----- EXERCISE INPUTS -----

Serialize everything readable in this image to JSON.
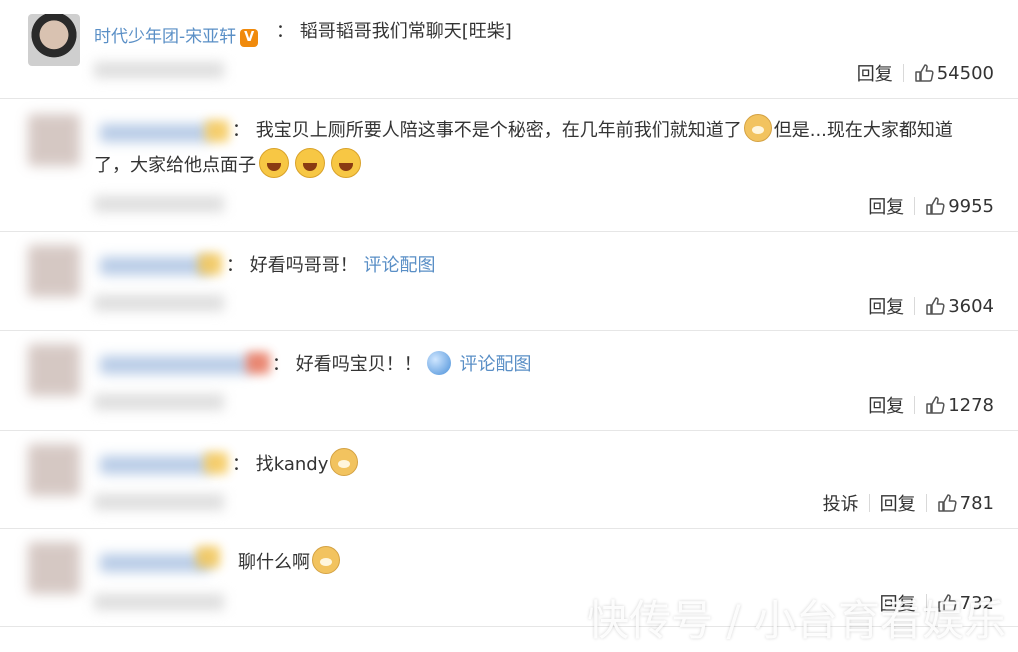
{
  "comments": [
    {
      "author": "时代少年团-宋亚轩",
      "verified_badge": "V",
      "colon": "：",
      "text": "韬哥韬哥我们常聊天[旺柴]",
      "reply_label": "回复",
      "likes": "54500"
    },
    {
      "colon": "：",
      "text_line1": "我宝贝上厕所要人陪这事不是个秘密，在几年前我们就知道了",
      "text_line1b": "但是...现在大家都知道",
      "text_line2": "了，大家给他点面子",
      "reply_label": "回复",
      "likes": "9955"
    },
    {
      "colon": "：",
      "text": "好看吗哥哥！",
      "link": "评论配图",
      "reply_label": "回复",
      "likes": "3604"
    },
    {
      "colon": "：",
      "text": "好看吗宝贝！！",
      "link": "评论配图",
      "reply_label": "回复",
      "likes": "1278"
    },
    {
      "colon": "：",
      "text": "找kandy",
      "report_label": "投诉",
      "reply_label": "回复",
      "likes": "781"
    },
    {
      "text": "聊什么啊",
      "reply_label": "回复",
      "likes": "732"
    }
  ],
  "watermark": "快传号 / 小台育看娱乐",
  "colors": {
    "link": "#5a8fc6",
    "divider": "#e6e6e6",
    "badge": "#f08a0c"
  }
}
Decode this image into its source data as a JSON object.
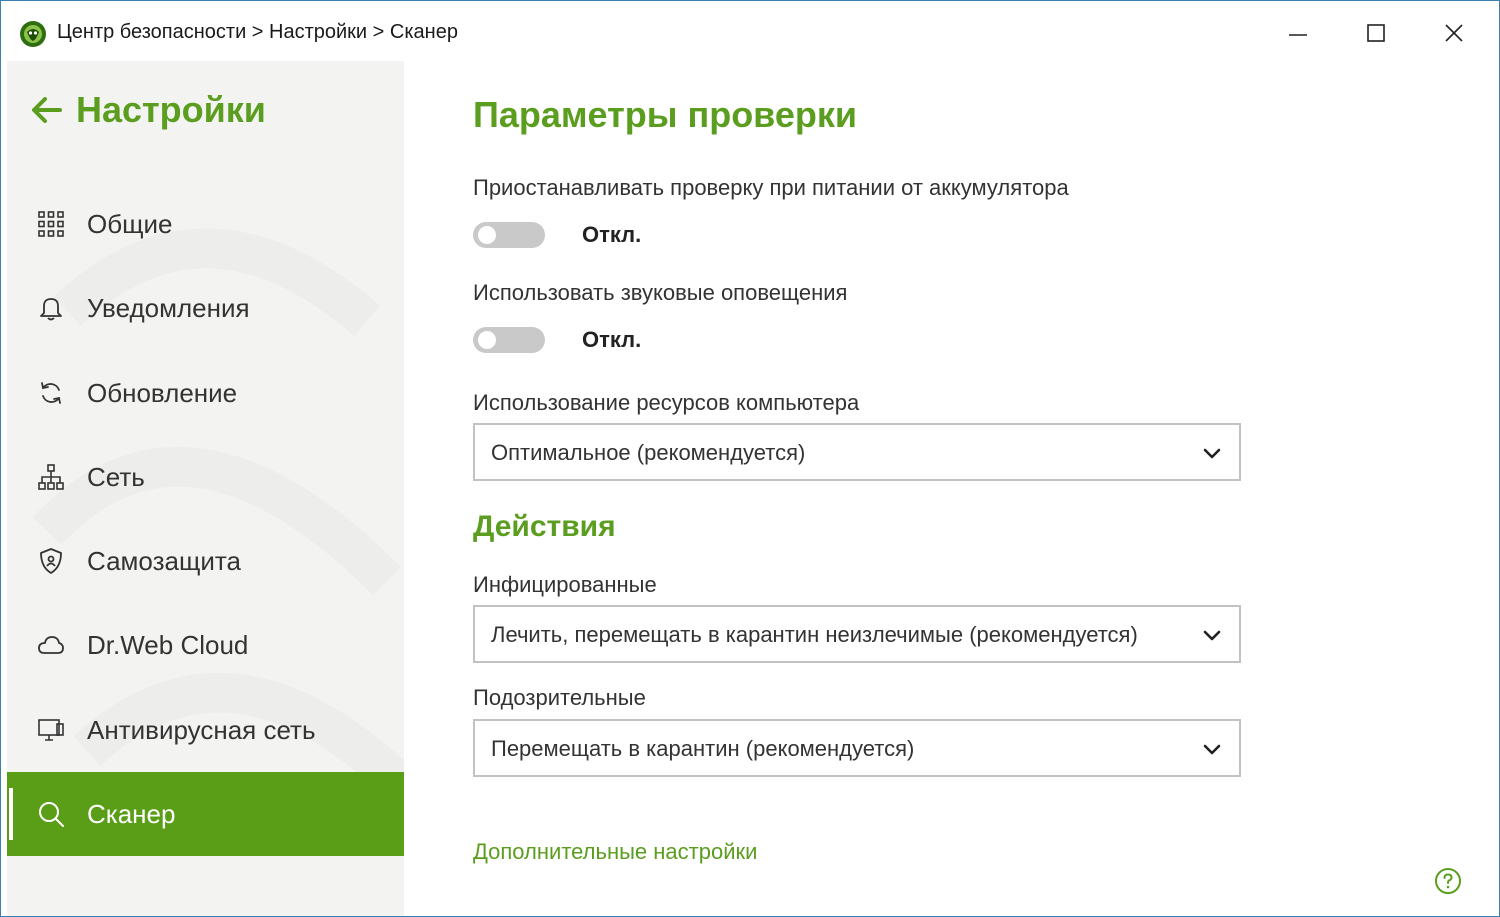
{
  "window": {
    "breadcrumb": "Центр безопасности > Настройки > Сканер",
    "controls": {
      "minimize": "minimize-icon",
      "maximize": "maximize-icon",
      "close": "close-icon"
    }
  },
  "sidebar": {
    "back_label": "Настройки",
    "items": [
      {
        "label": "Общие",
        "icon": "grid-icon",
        "active": false
      },
      {
        "label": "Уведомления",
        "icon": "bell-icon",
        "active": false
      },
      {
        "label": "Обновление",
        "icon": "refresh-icon",
        "active": false
      },
      {
        "label": "Сеть",
        "icon": "network-icon",
        "active": false
      },
      {
        "label": "Самозащита",
        "icon": "shield-icon",
        "active": false
      },
      {
        "label": "Dr.Web Cloud",
        "icon": "cloud-icon",
        "active": false
      },
      {
        "label": "Антивирусная сеть",
        "icon": "monitor-icon",
        "active": false
      },
      {
        "label": "Сканер",
        "icon": "search-icon",
        "active": true
      }
    ]
  },
  "main": {
    "title": "Параметры проверки",
    "battery": {
      "label": "Приостанавливать проверку при питании от аккумулятора",
      "state": "Откл."
    },
    "sound": {
      "label": "Использовать звуковые оповещения",
      "state": "Откл."
    },
    "resources": {
      "label": "Использование ресурсов компьютера",
      "value": "Оптимальное (рекомендуется)"
    },
    "actions_title": "Действия",
    "infected": {
      "label": "Инфицированные",
      "value": "Лечить, перемещать в карантин неизлечимые (рекомендуется)"
    },
    "suspicious": {
      "label": "Подозрительные",
      "value": "Перемещать в карантин (рекомендуется)"
    },
    "advanced_link": "Дополнительные настройки"
  },
  "colors": {
    "accent": "#5b9e1f",
    "active_nav": "#5a9e17",
    "sidebar_bg": "#f3f4f2",
    "toggle_off": "#c9c9c9"
  }
}
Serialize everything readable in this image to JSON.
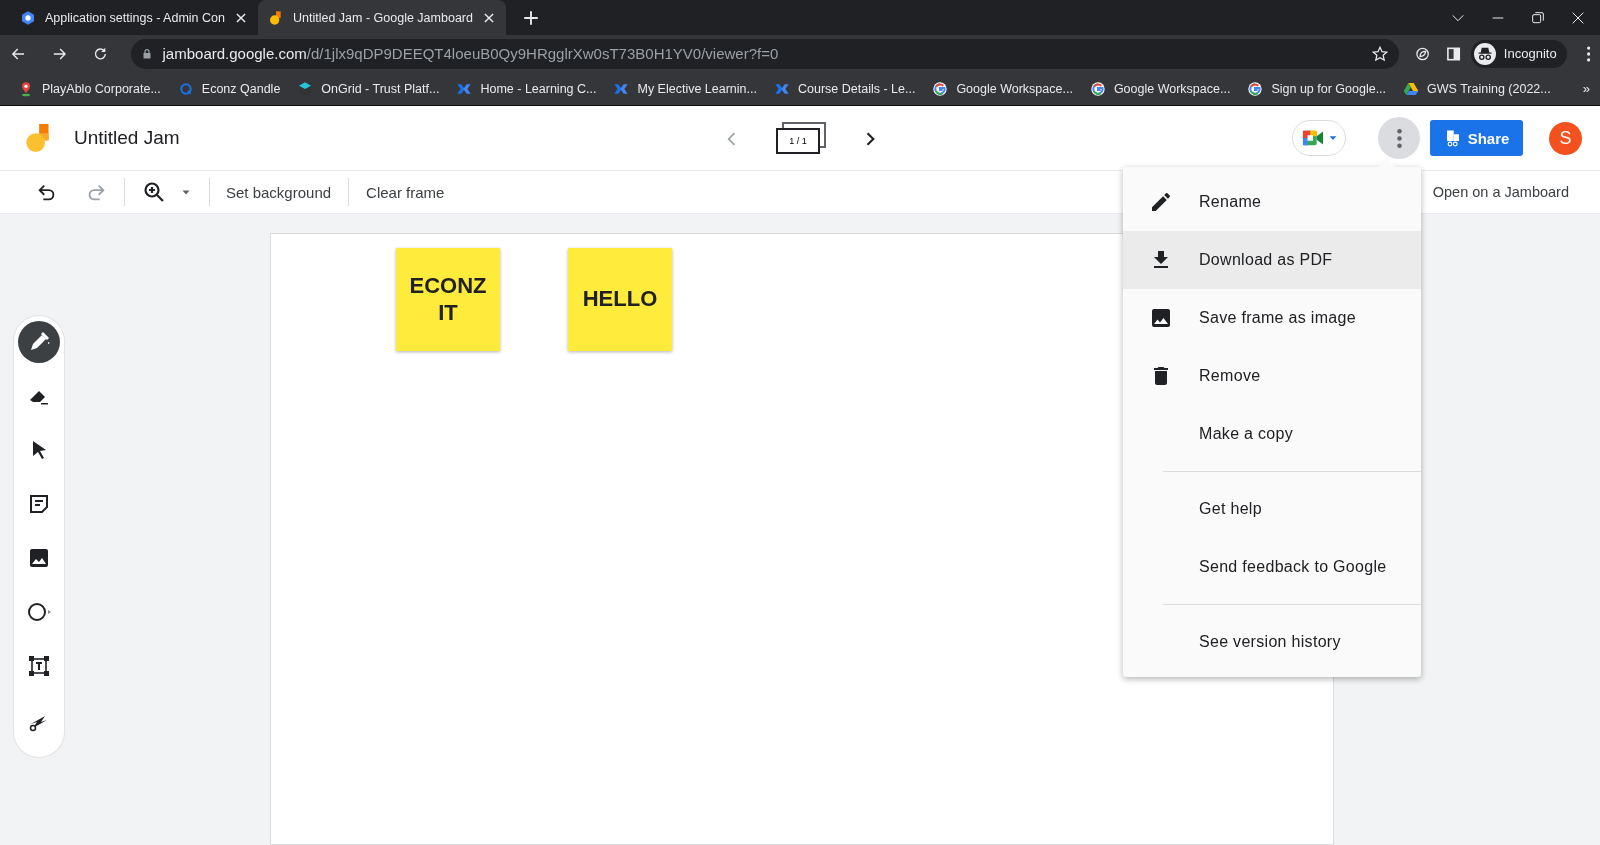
{
  "browser": {
    "tabs": [
      {
        "title": "Application settings - Admin Con",
        "kind": "admin",
        "selected": false
      },
      {
        "title": "Untitled Jam - Google Jamboard",
        "kind": "jam",
        "selected": true
      }
    ],
    "address": {
      "domain": "jamboard.google.com",
      "path": "/d/1jlx9qDP9DEEQT4loeuB0Qy9HRgglrXw0sT73B0H1YV0/viewer?f=0"
    },
    "profile": "Incognito",
    "bookmarks": [
      {
        "label": "PlayAblo Corporate...",
        "kind": "pin"
      },
      {
        "label": "Econz Qandle",
        "kind": "ring"
      },
      {
        "label": "OnGrid - Trust Platf...",
        "kind": "cube"
      },
      {
        "label": "Home - Learning C...",
        "kind": "cross"
      },
      {
        "label": "My Elective Learnin...",
        "kind": "cross"
      },
      {
        "label": "Course Details - Le...",
        "kind": "cross"
      },
      {
        "label": "Google Workspace...",
        "kind": "g"
      },
      {
        "label": "Google Workspace...",
        "kind": "g"
      },
      {
        "label": "Sign up for Google...",
        "kind": "g"
      },
      {
        "label": "GWS Training (2022...",
        "kind": "drive"
      }
    ],
    "more_bookmarks": "»"
  },
  "app": {
    "title": "Untitled Jam",
    "frame_counter": "1 / 1",
    "share": "Share",
    "avatar": "S"
  },
  "toolbar": {
    "set_background": "Set background",
    "clear_frame": "Clear frame",
    "open_on_jamboard": "Open on a Jamboard"
  },
  "tools": [
    {
      "kind": "pen",
      "selected": true
    },
    {
      "kind": "eraser",
      "selected": false
    },
    {
      "kind": "select",
      "selected": false
    },
    {
      "kind": "note",
      "selected": false
    },
    {
      "kind": "image",
      "selected": false
    },
    {
      "kind": "shape",
      "selected": false
    },
    {
      "kind": "textbox",
      "selected": false
    },
    {
      "kind": "laser",
      "selected": false
    }
  ],
  "notes": [
    {
      "text": "ECONZ IT"
    },
    {
      "text": "HELLO"
    }
  ],
  "menu": {
    "groups": [
      [
        {
          "label": "Rename",
          "kind": "pencil",
          "selected": false
        },
        {
          "label": "Download as PDF",
          "kind": "download",
          "selected": true
        },
        {
          "label": "Save frame as image",
          "kind": "image",
          "selected": false
        },
        {
          "label": "Remove",
          "kind": "trash",
          "selected": false
        },
        {
          "label": "Make a copy",
          "kind": "none",
          "selected": false
        }
      ],
      [
        {
          "label": "Get help",
          "kind": "none",
          "selected": false
        },
        {
          "label": "Send feedback to Google",
          "kind": "none",
          "selected": false
        }
      ],
      [
        {
          "label": "See version history",
          "kind": "none",
          "selected": false
        }
      ]
    ]
  }
}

-----

WRITTEN TASK: Except for the pictures, print the data above exactly.

OUTPUT FOR THIS EXERCISE:
Serialize everything readable in this image to JSON.
{
  "comments": [
    {
      "author": "时代少年团-宋亚轩",
      "verified_badge": "V",
      "colon": "：",
      "text": "韬哥韬哥我们常聊天[旺柴]",
      "reply_label": "回复",
      "likes": "54500"
    },
    {
      "colon": "：",
      "text_line1": "我宝贝上厕所要人陪这事不是个秘密，在几年前我们就知道了",
      "text_line1b": "但是...现在大家都知道",
      "text_line2": "了，大家给他点面子",
      "reply_label": "回复",
      "likes": "9955"
    },
    {
      "colon": "：",
      "text": "好看吗哥哥！",
      "link": "评论配图",
      "reply_label": "回复",
      "likes": "3604"
    },
    {
      "colon": "：",
      "text": "好看吗宝贝！！",
      "link": "评论配图",
      "reply_label": "回复",
      "likes": "1278"
    },
    {
      "colon": "：",
      "text": "找kandy",
      "report_label": "投诉",
      "reply_label": "回复",
      "likes": "781"
    },
    {
      "text": "聊什么啊",
      "reply_label": "回复",
      "likes": "732"
    }
  ],
  "watermark": "快传号 / 小台育看娱乐",
  "colors": {
    "link": "#5a8fc6",
    "divider": "#e6e6e6",
    "badge": "#f08a0c"
  }
}
Decode this image into its source data as a JSON object.
{
  "window": {
    "breadcrumb": "Центр безопасности > Настройки > Сканер",
    "controls": {
      "minimize": "minimize-icon",
      "maximize": "maximize-icon",
      "close": "close-icon"
    }
  },
  "sidebar": {
    "back_label": "Настройки",
    "items": [
      {
        "label": "Общие",
        "icon": "grid-icon",
        "active": false
      },
      {
        "label": "Уведомления",
        "icon": "bell-icon",
        "active": false
      },
      {
        "label": "Обновление",
        "icon": "refresh-icon",
        "active": false
      },
      {
        "label": "Сеть",
        "icon": "network-icon",
        "active": false
      },
      {
        "label": "Самозащита",
        "icon": "shield-icon",
        "active": false
      },
      {
        "label": "Dr.Web Cloud",
        "icon": "cloud-icon",
        "active": false
      },
      {
        "label": "Антивирусная сеть",
        "icon": "monitor-icon",
        "active": false
      },
      {
        "label": "Сканер",
        "icon": "search-icon",
        "active": true
      }
    ]
  },
  "main": {
    "title": "Параметры проверки",
    "battery": {
      "label": "Приостанавливать проверку при питании от аккумулятора",
      "state": "Откл."
    },
    "sound": {
      "label": "Использовать звуковые оповещения",
      "state": "Откл."
    },
    "resources": {
      "label": "Использование ресурсов компьютера",
      "value": "Оптимальное (рекомендуется)"
    },
    "actions_title": "Действия",
    "infected": {
      "label": "Инфицированные",
      "value": "Лечить, перемещать в карантин неизлечимые (рекомендуется)"
    },
    "suspicious": {
      "label": "Подозрительные",
      "value": "Перемещать в карантин (рекомендуется)"
    },
    "advanced_link": "Дополнительные настройки"
  },
  "colors": {
    "accent": "#5b9e1f",
    "active_nav": "#5a9e17",
    "sidebar_bg": "#f3f4f2",
    "toggle_off": "#c9c9c9"
  }
}
Serialize everything readable in this image to JSON.
{
  "browser": {
    "tabs": [
      {
        "title": "Application settings - Admin Con",
        "kind": "admin",
        "selected": false
      },
      {
        "title": "Untitled Jam - Google Jamboard",
        "kind": "jam",
        "selected": true
      }
    ],
    "address": {
      "domain": "jamboard.google.com",
      "path": "/d/1jlx9qDP9DEEQT4loeuB0Qy9HRgglrXw0sT73B0H1YV0/viewer?f=0"
    },
    "profile": "Incognito",
    "bookmarks": [
      {
        "label": "PlayAblo Corporate...",
        "kind": "pin"
      },
      {
        "label": "Econz Qandle",
        "kind": "ring"
      },
      {
        "label": "OnGrid - Trust Platf...",
        "kind": "cube"
      },
      {
        "label": "Home - Learning C...",
        "kind": "cross"
      },
      {
        "label": "My Elective Learnin...",
        "kind": "cross"
      },
      {
        "label": "Course Details - Le...",
        "kind": "cross"
      },
      {
        "label": "Google Workspace...",
        "kind": "g"
      },
      {
        "label": "Google Workspace...",
        "kind": "g"
      },
      {
        "label": "Sign up for Google...",
        "kind": "g"
      },
      {
        "label": "GWS Training (2022...",
        "kind": "drive"
      }
    ],
    "more_bookmarks": "»"
  },
  "app": {
    "title": "Untitled Jam",
    "frame_counter": "1 / 1",
    "share": "Share",
    "avatar": "S"
  },
  "toolbar": {
    "set_background": "Set background",
    "clear_frame": "Clear frame",
    "open_on_jamboard": "Open on a Jamboard"
  },
  "tools": [
    {
      "kind": "pen",
      "selected": true
    },
    {
      "kind": "eraser",
      "selected": false
    },
    {
      "kind": "select",
      "selected": false
    },
    {
      "kind": "note",
      "selected": false
    },
    {
      "kind": "image",
      "selected": false
    },
    {
      "kind": "shape",
      "selected": false
    },
    {
      "kind": "textbox",
      "selected": false
    },
    {
      "kind": "laser",
      "selected": false
    }
  ],
  "notes": [
    {
      "text": "ECONZ IT"
    },
    {
      "text": "HELLO"
    }
  ],
  "menu": {
    "groups": [
      [
        {
          "label": "Rename",
          "kind": "pencil",
          "selected": false
        },
        {
          "label": "Download as PDF",
          "kind": "download",
          "selected": true
        },
        {
          "label": "Save frame as image",
          "kind": "image",
          "selected": false
        },
        {
          "label": "Remove",
          "kind": "trash",
          "selected": false
        },
        {
          "label": "Make a copy",
          "kind": "none",
          "selected": false
        }
      ],
      [
        {
          "label": "Get help",
          "kind": "none",
          "selected": false
        },
        {
          "label": "Send feedback to Google",
          "kind": "none",
          "selected": false
        }
      ],
      [
        {
          "label": "See version history",
          "kind": "none",
          "selected": false
        }
      ]
    ]
  }
}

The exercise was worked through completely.